__GIVEN PROBLEM__
Copy the entries word for word, starting with the line that contains "q1-optA-label: A. xyxy=(172,554,192,578)" and continuing down through the line that contains "q3-opts-ab: A．3 B．5 xyxy=(130,1024,790,1064)", with both of those lines included.

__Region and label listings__
==========

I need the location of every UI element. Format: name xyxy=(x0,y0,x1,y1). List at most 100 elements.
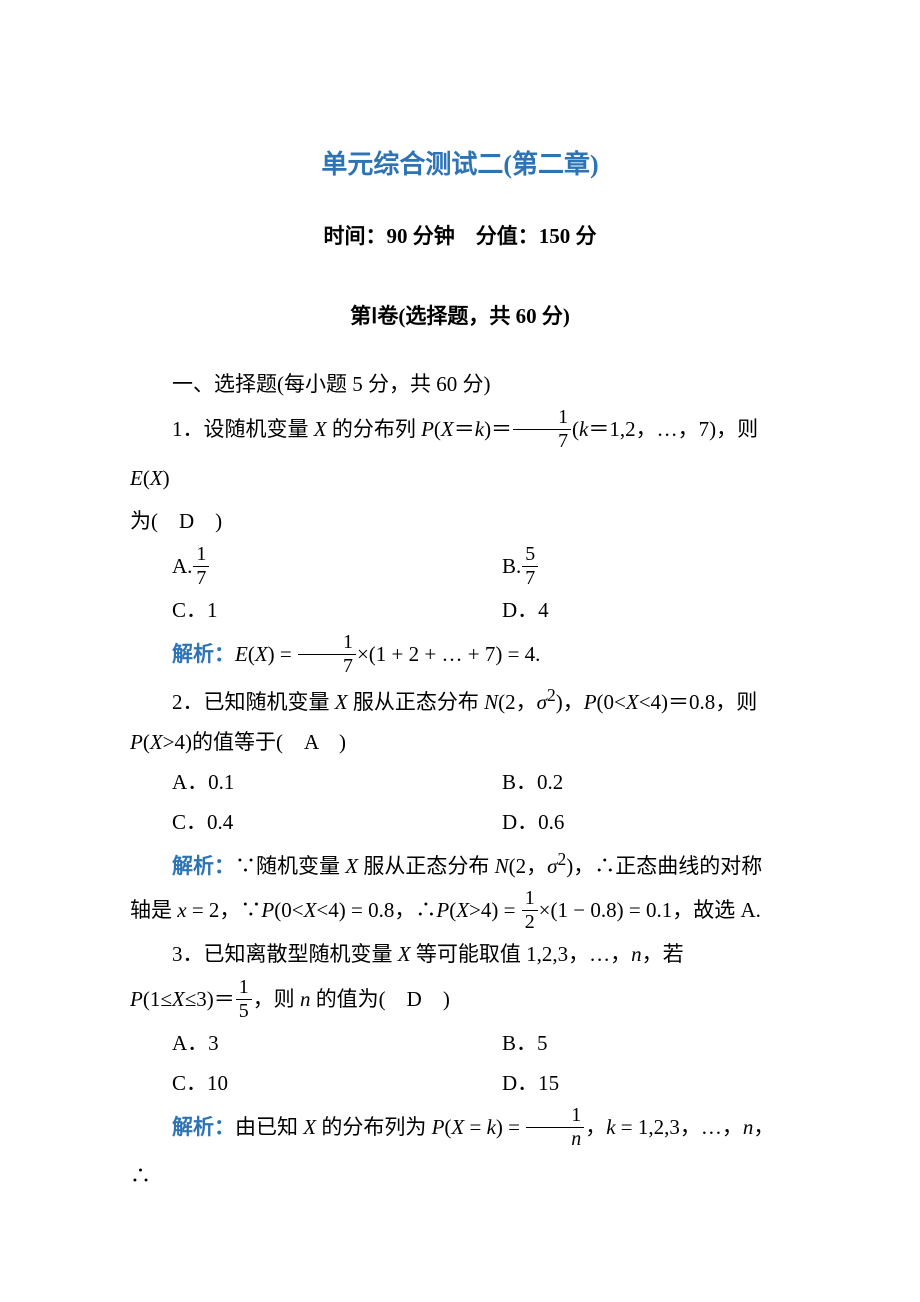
q1-optA-label: A. xyxy=(172,554,192,578)
q2-l2d: >4)的值等于( A ) xyxy=(163,730,346,754)
q1-frac-den: 7 xyxy=(513,430,571,452)
q1-opts-cd: C．1 D．4 xyxy=(130,591,790,631)
q2-var: X xyxy=(335,690,348,714)
q2-s2l: ×(1 − 0.8) = 0.1，故选 A. xyxy=(539,898,761,922)
q1-var-x: X xyxy=(314,417,327,441)
q1-sol-frac: 17 xyxy=(298,632,356,677)
q3-opts-ab: A．3 B．5 xyxy=(130,1024,790,1064)
q2-l2b: ( xyxy=(143,730,150,754)
q3-sol-den: n xyxy=(526,1128,584,1150)
q3-sol-frac: 1n xyxy=(526,1105,584,1150)
section-header: 第Ⅰ卷(选择题，共 60 分) xyxy=(130,297,790,337)
q3-mid1: 等可能取值 1,2,3，…， xyxy=(411,942,632,966)
q3-opt-a: A．3 xyxy=(130,1024,460,1064)
q3-opt-d: D．15 xyxy=(460,1064,790,1104)
q1-kvar: k xyxy=(579,417,588,441)
q1-ea: E xyxy=(130,466,143,490)
q1-optB-frac: 57 xyxy=(522,544,538,589)
time-value: 90 分钟 xyxy=(387,224,455,248)
q1-frac: 17 xyxy=(513,407,571,452)
q3-prefix: 3．已知离散型随机变量 xyxy=(172,942,398,966)
q2-s2d: P xyxy=(261,898,274,922)
q1-optA-frac: 17 xyxy=(193,544,209,589)
q3-sc: 的分布列为 xyxy=(316,1115,432,1139)
q2-opt-a: A．0.1 xyxy=(130,763,460,803)
q1-sol-a: E xyxy=(235,642,248,666)
q2-prefix: 2．已知随机变量 xyxy=(172,690,335,714)
q2-p1d: <4)＝0.8，则 xyxy=(639,690,758,714)
q2-s2k: >4) = xyxy=(469,898,521,922)
q2-solb: X xyxy=(345,854,358,878)
q1-pk: k xyxy=(475,417,484,441)
q2-opt-c: C．0.4 xyxy=(130,803,460,843)
q2-s2e: (0< xyxy=(274,898,303,922)
q2-p1b: (0< xyxy=(597,690,626,714)
q2-s2-frac: 12 xyxy=(522,888,538,933)
q2-sq: 2 xyxy=(547,685,556,705)
q1-line1: 1．设随机变量 X 的分布列 P(X＝k)＝17(k＝1,2，…，7)，则 E(… xyxy=(130,405,790,502)
q3-sm: n xyxy=(743,1115,754,1139)
q1-peq: ＝ xyxy=(454,417,475,441)
q3-opts-cd: C．10 D．15 xyxy=(130,1064,790,1104)
q3-si: ) = xyxy=(496,1115,525,1139)
q3-frac-den: 5 xyxy=(236,1000,252,1022)
q3-opt-c: C．10 xyxy=(130,1064,460,1104)
q3-sol-num: 1 xyxy=(526,1105,584,1128)
q1-opts-ab: A.17 B.57 xyxy=(130,542,790,591)
q1-opt-c: C．1 xyxy=(130,591,460,631)
q3-l2a: P xyxy=(130,987,143,1011)
score-sep: 分值： xyxy=(455,224,539,248)
q2-line2: P(X>4)的值等于( A ) xyxy=(130,723,790,763)
q3-solution: 解析：由已知 X 的分布列为 P(X = k) = 1n，k = 1,2,3，…… xyxy=(130,1103,790,1200)
q3-sa: 由已知 xyxy=(235,1115,303,1139)
q3-sk: k xyxy=(606,1115,615,1139)
q2-na: N xyxy=(484,690,498,714)
q3-l2c: X xyxy=(172,987,185,1011)
q1-sol-e: ×(1 + 2 + … + 7) = 4. xyxy=(357,642,540,666)
q1-optB-label: B. xyxy=(502,554,521,578)
q3-n: n xyxy=(631,942,642,966)
q1-optB-num: 5 xyxy=(522,544,538,567)
q1-sol-b: ( xyxy=(248,642,255,666)
q1-opt-a: A.17 xyxy=(130,542,460,591)
q3-sd: P xyxy=(432,1115,445,1139)
q3-frac: 15 xyxy=(236,977,252,1022)
q2-sol-label: 解析： xyxy=(172,854,235,878)
q2-s2-num: 1 xyxy=(522,888,538,911)
q2-nb: (2， xyxy=(498,690,537,714)
q2-opt-b: B．0.2 xyxy=(460,763,790,803)
q3-l2f: n xyxy=(300,987,311,1011)
q2-sole: (2， xyxy=(509,854,548,878)
q1-pf: )＝ xyxy=(484,417,512,441)
q1-opt-b: B.57 xyxy=(460,542,790,591)
q3-mid2: ，若 xyxy=(642,942,684,966)
q2-l2c: X xyxy=(150,730,163,754)
q3-frac-num: 1 xyxy=(236,977,252,1000)
q1-mid1: 的分布列 xyxy=(327,417,422,441)
q2-s2b: x xyxy=(177,898,186,922)
q2-s2f: X xyxy=(304,898,317,922)
q3-sf: X xyxy=(451,1115,464,1139)
section-intro: 一、选择题(每小题 5 分，共 60 分) xyxy=(130,365,790,405)
q3-l2g: 的值为( D ) xyxy=(310,987,449,1011)
q1-solution: 解析：E(X) = 17×(1 + 2 + … + 7) = 4. xyxy=(130,630,790,679)
time-label: 时间： xyxy=(324,224,387,248)
q2-sold: N xyxy=(495,854,509,878)
q2-opt-d: D．0.6 xyxy=(460,803,790,843)
q1-sol-label: 解析： xyxy=(172,642,235,666)
q1-sol-d: ) = xyxy=(268,642,297,666)
q2-p1a: P xyxy=(584,690,597,714)
q3-l2b: (1≤ xyxy=(143,987,172,1011)
q1-optB-den: 7 xyxy=(522,567,538,589)
q2-sigma: σ xyxy=(537,690,547,714)
q2-p1c: X xyxy=(626,690,639,714)
q3-l2d: ≤3)＝ xyxy=(185,987,235,1011)
q3-l2e: ，则 xyxy=(253,987,300,1011)
q2-opts-cd: C．0.4 D．0.6 xyxy=(130,803,790,843)
q3-sol-label: 解析： xyxy=(172,1115,235,1139)
q2-sol-line1: 解析：∵随机变量 X 服从正态分布 N(2，σ2)，∴正态曲线的对称 xyxy=(130,843,790,887)
q2-s2g: <4) = 0.8，∴ xyxy=(316,898,436,922)
q1-ed: ) xyxy=(163,466,170,490)
q1-p: P xyxy=(421,417,434,441)
q1-sol-den: 7 xyxy=(298,655,356,677)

==========

__COMPLETED EXERCISE__
q1-optA-label: A. xyxy=(172,554,192,578)
q2-l2d: >4)的值等于( A ) xyxy=(163,730,346,754)
q1-frac-den: 7 xyxy=(513,430,571,452)
q1-opts-cd: C．1 D．4 xyxy=(130,591,790,631)
q2-var: X xyxy=(335,690,348,714)
q2-s2l: ×(1 − 0.8) = 0.1，故选 A. xyxy=(539,898,761,922)
q1-var-x: X xyxy=(314,417,327,441)
q1-sol-frac: 17 xyxy=(298,632,356,677)
q3-opts-ab: A．3 B．5 xyxy=(130,1024,790,1064)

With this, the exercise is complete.